*THE EXERCISE:* For each line in the data below that holds "WOOD", return a copy.

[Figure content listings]
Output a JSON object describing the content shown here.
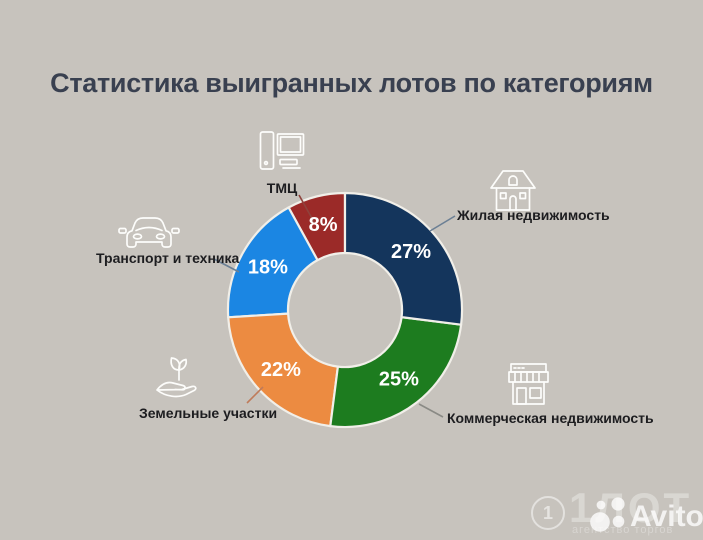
{
  "title": "Статистика выигранных лотов по категориям",
  "chart_data": {
    "type": "pie",
    "subtype": "donut",
    "title": "Статистика выигранных лотов по категориям",
    "start_angle_deg": 0,
    "direction": "clockwise",
    "value_suffix": "%",
    "inner_radius_ratio": 0.49,
    "legend_position": "labels around chart with leader lines and icons",
    "segments": [
      {
        "label": "Жилая недвижимость",
        "value": 27,
        "color": "#14355c",
        "icon": "house-icon",
        "leader_color": "#6b7f94"
      },
      {
        "label": "Коммерческая недвижимость",
        "value": 25,
        "color": "#1d7c1f",
        "icon": "store-icon",
        "leader_color": "#8a8a85"
      },
      {
        "label": "Земельные участки",
        "value": 22,
        "color": "#ec8b41",
        "icon": "hand-plant-icon",
        "leader_color": "#bf7b5a"
      },
      {
        "label": "Транспорт и техника",
        "value": 18,
        "color": "#1b86e3",
        "icon": "car-icon",
        "leader_color": "#6b7f94"
      },
      {
        "label": "ТМЦ",
        "value": 8,
        "color": "#9b2a28",
        "icon": "computer-icon",
        "leader_color": "#8f423c"
      }
    ]
  },
  "watermark": {
    "circle_number": "1",
    "brand_text": "1ЛОТ",
    "brand_subtext": "агентство торгов",
    "avito_label": "Avito"
  },
  "colors": {
    "background": "#c7c3bd",
    "title_text": "#394050",
    "label_text": "#1d1d20",
    "percent_text": "#ffffff",
    "segment_outline": "#f1efe9",
    "watermark": "#ffffff"
  }
}
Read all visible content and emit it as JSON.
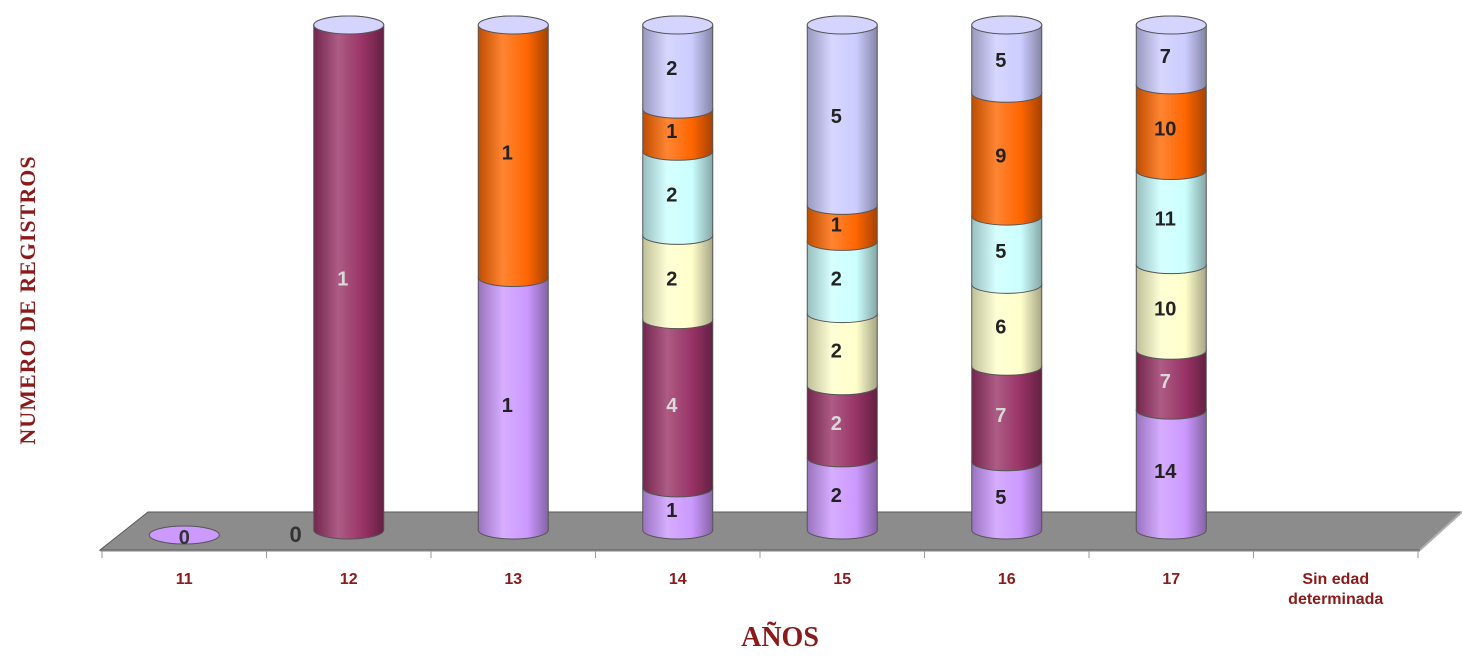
{
  "chart_data": {
    "type": "bar",
    "stacked": true,
    "three_d": "cylinder",
    "xlabel": "AÑOS",
    "ylabel": "NUMERO DE REGISTROS",
    "categories": [
      "11",
      "12",
      "13",
      "14",
      "15",
      "16",
      "17",
      "Sin edad determinada"
    ],
    "series": [
      {
        "values": [
          0,
          0,
          1,
          1,
          2,
          5,
          14,
          null
        ],
        "color": "#cc99ff",
        "label_color": "#222222"
      },
      {
        "values": [
          null,
          1,
          0,
          4,
          2,
          7,
          7,
          null
        ],
        "color": "#993366",
        "label_color": "#d9d9d9"
      },
      {
        "values": [
          null,
          null,
          null,
          2,
          2,
          6,
          10,
          null
        ],
        "color": "#ffffcc",
        "label_color": "#222222"
      },
      {
        "values": [
          null,
          null,
          null,
          2,
          2,
          5,
          11,
          null
        ],
        "color": "#ccffff",
        "label_color": "#222222"
      },
      {
        "values": [
          null,
          null,
          1,
          1,
          1,
          9,
          10,
          null
        ],
        "color": "#ff6600",
        "label_color": "#222222"
      },
      {
        "values": [
          null,
          0,
          0,
          2,
          5,
          5,
          7,
          null
        ],
        "color": "#ccccff",
        "label_color": "#222222"
      }
    ],
    "colors": {
      "axis_text": "#8b1a1a",
      "floor": "#8c8c8c",
      "floor_edge": "#5a5a5a"
    }
  }
}
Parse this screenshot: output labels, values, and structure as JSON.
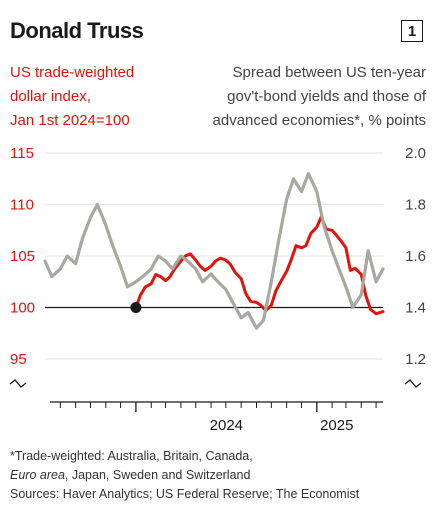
{
  "header": {
    "title": "Donald Truss",
    "chart_number": "1"
  },
  "chart_data": {
    "type": "line",
    "left_axis_label": [
      "US trade-weighted",
      "dollar index,",
      "Jan 1st 2024=100"
    ],
    "right_axis_label": [
      "Spread between US ten-year",
      "gov't-bond yields and those of",
      "advanced economies*, % points"
    ],
    "left_ticks": [
      "115",
      "110",
      "105",
      "100",
      "95"
    ],
    "right_ticks": [
      "2.0",
      "1.8",
      "1.6",
      "1.4",
      "1.2"
    ],
    "x_ticks": [
      "2024",
      "2025"
    ],
    "left_ylim": [
      95,
      115
    ],
    "right_ylim": [
      1.2,
      2.0
    ],
    "x_range": [
      "2023-07-01",
      "2025-05-15"
    ],
    "highlight_point": {
      "date": "2024-01-01",
      "value": 100
    },
    "series": [
      {
        "axis": "left",
        "color": "#e3120b",
        "points": [
          [
            "2024-01-01",
            100
          ],
          [
            "2024-01-10",
            101.2
          ],
          [
            "2024-01-20",
            102.0
          ],
          [
            "2024-02-01",
            102.3
          ],
          [
            "2024-02-10",
            103.2
          ],
          [
            "2024-02-20",
            103.0
          ],
          [
            "2024-03-01",
            102.6
          ],
          [
            "2024-03-10",
            103.0
          ],
          [
            "2024-03-20",
            103.8
          ],
          [
            "2024-04-01",
            104.5
          ],
          [
            "2024-04-10",
            105.0
          ],
          [
            "2024-04-20",
            105.2
          ],
          [
            "2024-05-01",
            104.6
          ],
          [
            "2024-05-10",
            104.0
          ],
          [
            "2024-05-20",
            103.6
          ],
          [
            "2024-06-01",
            104.0
          ],
          [
            "2024-06-10",
            104.5
          ],
          [
            "2024-06-20",
            104.8
          ],
          [
            "2024-07-01",
            104.6
          ],
          [
            "2024-07-10",
            104.2
          ],
          [
            "2024-07-20",
            103.4
          ],
          [
            "2024-08-01",
            102.8
          ],
          [
            "2024-08-10",
            101.4
          ],
          [
            "2024-08-20",
            100.6
          ],
          [
            "2024-09-01",
            100.5
          ],
          [
            "2024-09-10",
            100.2
          ],
          [
            "2024-09-20",
            99.7
          ],
          [
            "2024-10-01",
            100.2
          ],
          [
            "2024-10-10",
            101.6
          ],
          [
            "2024-10-20",
            102.5
          ],
          [
            "2024-11-01",
            103.5
          ],
          [
            "2024-11-10",
            104.6
          ],
          [
            "2024-11-20",
            106.0
          ],
          [
            "2024-12-01",
            105.8
          ],
          [
            "2024-12-10",
            106.0
          ],
          [
            "2024-12-20",
            107.2
          ],
          [
            "2025-01-01",
            107.8
          ],
          [
            "2025-01-10",
            108.8
          ],
          [
            "2025-01-20",
            107.6
          ],
          [
            "2025-02-01",
            107.5
          ],
          [
            "2025-02-10",
            107.0
          ],
          [
            "2025-02-20",
            106.4
          ],
          [
            "2025-03-01",
            105.8
          ],
          [
            "2025-03-10",
            103.6
          ],
          [
            "2025-03-20",
            103.8
          ],
          [
            "2025-04-01",
            103.2
          ],
          [
            "2025-04-10",
            101.2
          ],
          [
            "2025-04-20",
            99.8
          ],
          [
            "2025-05-01",
            99.4
          ],
          [
            "2025-05-15",
            99.6
          ]
        ]
      },
      {
        "axis": "right",
        "color": "#a8a8a0",
        "points": [
          [
            "2023-07-01",
            1.58
          ],
          [
            "2023-07-15",
            1.52
          ],
          [
            "2023-08-01",
            1.55
          ],
          [
            "2023-08-15",
            1.6
          ],
          [
            "2023-09-01",
            1.57
          ],
          [
            "2023-09-15",
            1.67
          ],
          [
            "2023-10-01",
            1.75
          ],
          [
            "2023-10-15",
            1.8
          ],
          [
            "2023-11-01",
            1.72
          ],
          [
            "2023-11-15",
            1.64
          ],
          [
            "2023-12-01",
            1.56
          ],
          [
            "2023-12-15",
            1.48
          ],
          [
            "2024-01-01",
            1.5
          ],
          [
            "2024-01-15",
            1.52
          ],
          [
            "2024-02-01",
            1.55
          ],
          [
            "2024-02-15",
            1.6
          ],
          [
            "2024-03-01",
            1.58
          ],
          [
            "2024-03-15",
            1.55
          ],
          [
            "2024-04-01",
            1.6
          ],
          [
            "2024-04-15",
            1.58
          ],
          [
            "2024-05-01",
            1.55
          ],
          [
            "2024-05-15",
            1.5
          ],
          [
            "2024-06-01",
            1.53
          ],
          [
            "2024-06-15",
            1.5
          ],
          [
            "2024-07-01",
            1.47
          ],
          [
            "2024-07-15",
            1.42
          ],
          [
            "2024-08-01",
            1.36
          ],
          [
            "2024-08-15",
            1.38
          ],
          [
            "2024-09-01",
            1.32
          ],
          [
            "2024-09-15",
            1.35
          ],
          [
            "2024-10-01",
            1.5
          ],
          [
            "2024-10-15",
            1.65
          ],
          [
            "2024-11-01",
            1.82
          ],
          [
            "2024-11-15",
            1.9
          ],
          [
            "2024-12-01",
            1.85
          ],
          [
            "2024-12-15",
            1.92
          ],
          [
            "2025-01-01",
            1.85
          ],
          [
            "2025-01-15",
            1.72
          ],
          [
            "2025-02-01",
            1.62
          ],
          [
            "2025-02-15",
            1.55
          ],
          [
            "2025-03-01",
            1.48
          ],
          [
            "2025-03-15",
            1.4
          ],
          [
            "2025-04-01",
            1.45
          ],
          [
            "2025-04-15",
            1.62
          ],
          [
            "2025-05-01",
            1.5
          ],
          [
            "2025-05-15",
            1.55
          ]
        ]
      }
    ]
  },
  "footnotes": {
    "line1": "*Trade-weighted: Australia, Britain, Canada,",
    "line2_italic": "Euro area",
    "line2_rest": ", Japan, Sweden and Switzerland",
    "sources": "Sources: Haver Analytics; US Federal Reserve; The Economist"
  }
}
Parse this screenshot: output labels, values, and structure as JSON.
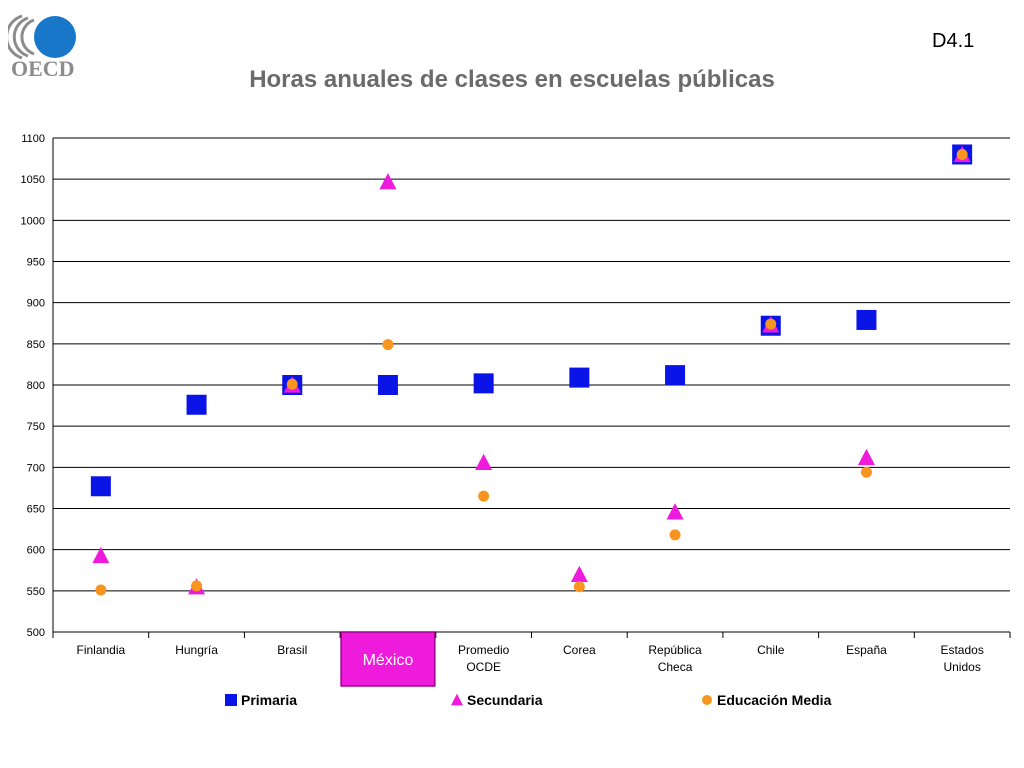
{
  "header": {
    "logo_text": "OECD",
    "slide_code": "D4.1"
  },
  "colors": {
    "primaria": "#0a14e6",
    "secundaria": "#ee1bdc",
    "media": "#f7951e",
    "highlight_fill": "#ee1bdc",
    "highlight_border": "#a0008c",
    "title": "#6b6b6b",
    "logo": "#1877c8",
    "logo_gray": "#8c8c8c"
  },
  "chart_data": {
    "type": "scatter",
    "title": "Horas anuales de clases en escuelas públicas",
    "xlabel": "",
    "ylabel": "",
    "ylim": [
      500,
      1100
    ],
    "yticks": [
      500,
      550,
      600,
      650,
      700,
      750,
      800,
      850,
      900,
      950,
      1000,
      1050,
      1100
    ],
    "grid": true,
    "legend_position": "bottom",
    "categories": [
      "Finlandia",
      "Hungría",
      "Brasil",
      "México",
      "Promedio OCDE",
      "Corea",
      "República Checa",
      "Chile",
      "España",
      "Estados Unidos"
    ],
    "highlight_category": "México",
    "series": [
      {
        "name": "Primaria",
        "marker": "square",
        "values": [
          677,
          776,
          800,
          800,
          802,
          809,
          812,
          872,
          879,
          1080
        ]
      },
      {
        "name": "Secundaria",
        "marker": "triangle",
        "values": [
          593,
          555,
          800,
          1047,
          706,
          570,
          646,
          873,
          712,
          1080
        ]
      },
      {
        "name": "Educación Media",
        "marker": "circle",
        "values": [
          551,
          556,
          801,
          849,
          665,
          555,
          618,
          874,
          694,
          1080
        ]
      }
    ]
  }
}
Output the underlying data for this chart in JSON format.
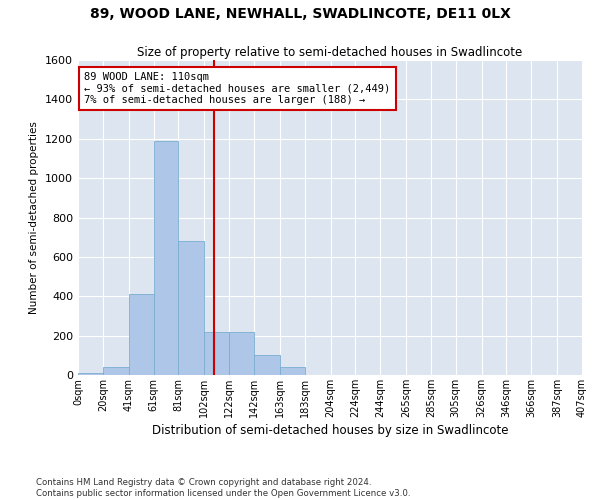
{
  "title": "89, WOOD LANE, NEWHALL, SWADLINCOTE, DE11 0LX",
  "subtitle": "Size of property relative to semi-detached houses in Swadlincote",
  "xlabel": "Distribution of semi-detached houses by size in Swadlincote",
  "ylabel": "Number of semi-detached properties",
  "bar_color": "#aec6e8",
  "bar_edge_color": "#7aaed0",
  "bg_color": "#dde6f0",
  "grid_color": "#ffffff",
  "annotation_text": "89 WOOD LANE: 110sqm\n← 93% of semi-detached houses are smaller (2,449)\n7% of semi-detached houses are larger (188) →",
  "vline_x": 110,
  "vline_color": "#cc0000",
  "annotation_box_color": "#ffffff",
  "annotation_box_edge_color": "#cc0000",
  "bin_edges": [
    0,
    20,
    41,
    61,
    81,
    102,
    122,
    142,
    163,
    183,
    204,
    224,
    244,
    265,
    285,
    305,
    326,
    346,
    366,
    387,
    407
  ],
  "bin_counts": [
    10,
    40,
    410,
    1190,
    680,
    220,
    220,
    100,
    40,
    0,
    0,
    0,
    0,
    0,
    0,
    0,
    0,
    0,
    0,
    0
  ],
  "ylim": [
    0,
    1600
  ],
  "yticks": [
    0,
    200,
    400,
    600,
    800,
    1000,
    1200,
    1400,
    1600
  ],
  "footnote": "Contains HM Land Registry data © Crown copyright and database right 2024.\nContains public sector information licensed under the Open Government Licence v3.0.",
  "tick_labels": [
    "0sqm",
    "20sqm",
    "41sqm",
    "61sqm",
    "81sqm",
    "102sqm",
    "122sqm",
    "142sqm",
    "163sqm",
    "183sqm",
    "204sqm",
    "224sqm",
    "244sqm",
    "265sqm",
    "285sqm",
    "305sqm",
    "326sqm",
    "346sqm",
    "366sqm",
    "387sqm",
    "407sqm"
  ]
}
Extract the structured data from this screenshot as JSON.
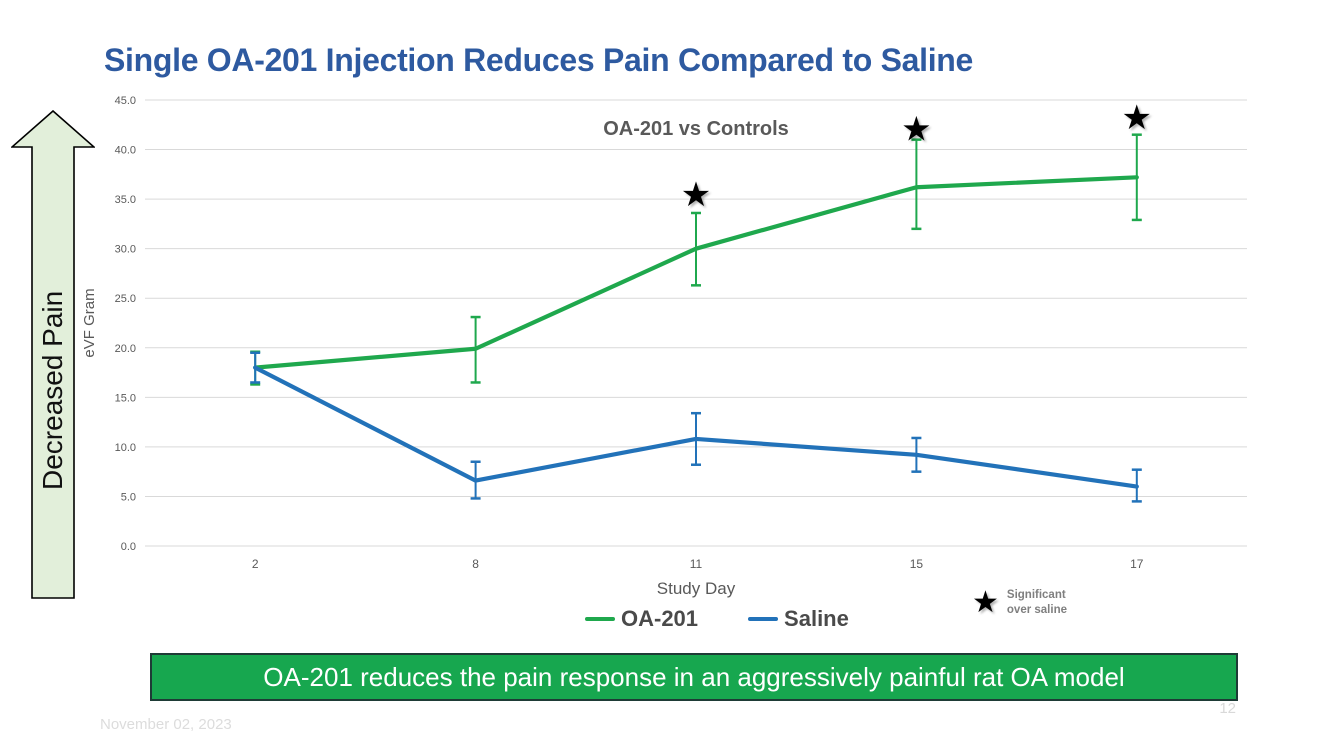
{
  "slide": {
    "title": "Single OA-201 Injection Reduces Pain Compared to Saline",
    "arrow_label": "Decreased Pain",
    "banner_text": "OA-201 reduces the pain response in an aggressively painful rat OA model",
    "date": "November 02, 2023",
    "page_number": "12"
  },
  "colors": {
    "title_text": "#2E5AA0",
    "oa201_green": "#1FA84D",
    "saline_blue": "#2272B9",
    "banner_bg": "#17A74F",
    "banner_border": "#1E3B36",
    "arrow_fill": "#E2EFDA",
    "arrow_border": "#000000",
    "gridline": "#D9D9D9",
    "axis_text": "#595959",
    "legend_text": "#4A4A4A",
    "footer_text": "#DCDCDC",
    "star": "#000000"
  },
  "chart_data": {
    "type": "line",
    "title": "OA-201 vs Controls",
    "xlabel": "Study Day",
    "ylabel": "eVF Gram",
    "categories": [
      2,
      8,
      11,
      15,
      17
    ],
    "ylim": [
      0,
      45
    ],
    "ytick_step": 5,
    "grid": true,
    "legend_position": "bottom",
    "series": [
      {
        "name": "OA-201",
        "color": "#1FA84D",
        "values": [
          18.0,
          19.9,
          30.0,
          36.2,
          37.2
        ],
        "err_low": [
          16.3,
          16.5,
          26.3,
          32.0,
          32.9
        ],
        "err_high": [
          19.6,
          23.1,
          33.6,
          41.0,
          41.5
        ]
      },
      {
        "name": "Saline",
        "color": "#2272B9",
        "values": [
          18.0,
          6.6,
          10.8,
          9.2,
          6.0
        ],
        "err_low": [
          16.5,
          4.8,
          8.2,
          7.5,
          4.5
        ],
        "err_high": [
          19.5,
          8.5,
          13.4,
          10.9,
          7.7
        ]
      }
    ],
    "significance": {
      "marker": "★",
      "days": [
        11,
        15,
        17
      ],
      "marker_y": [
        35.4,
        42.0,
        43.2
      ],
      "label_line1": "Significant",
      "label_line2": "over saline"
    }
  },
  "legend": {
    "items": [
      {
        "label": "OA-201",
        "color": "#1FA84D"
      },
      {
        "label": "Saline",
        "color": "#2272B9"
      }
    ]
  }
}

*EXPECTED OUTPUT:*
  "title": "89, WOOD LANE, NEWHALL, SWADLINCOTE, DE11 0LX",
  "annotation_text": "89 WOOD LANE: 110sqm\n← 93% of semi-detached houses are smaller (2,449)\n7% of semi-detached houses are larger (188) →",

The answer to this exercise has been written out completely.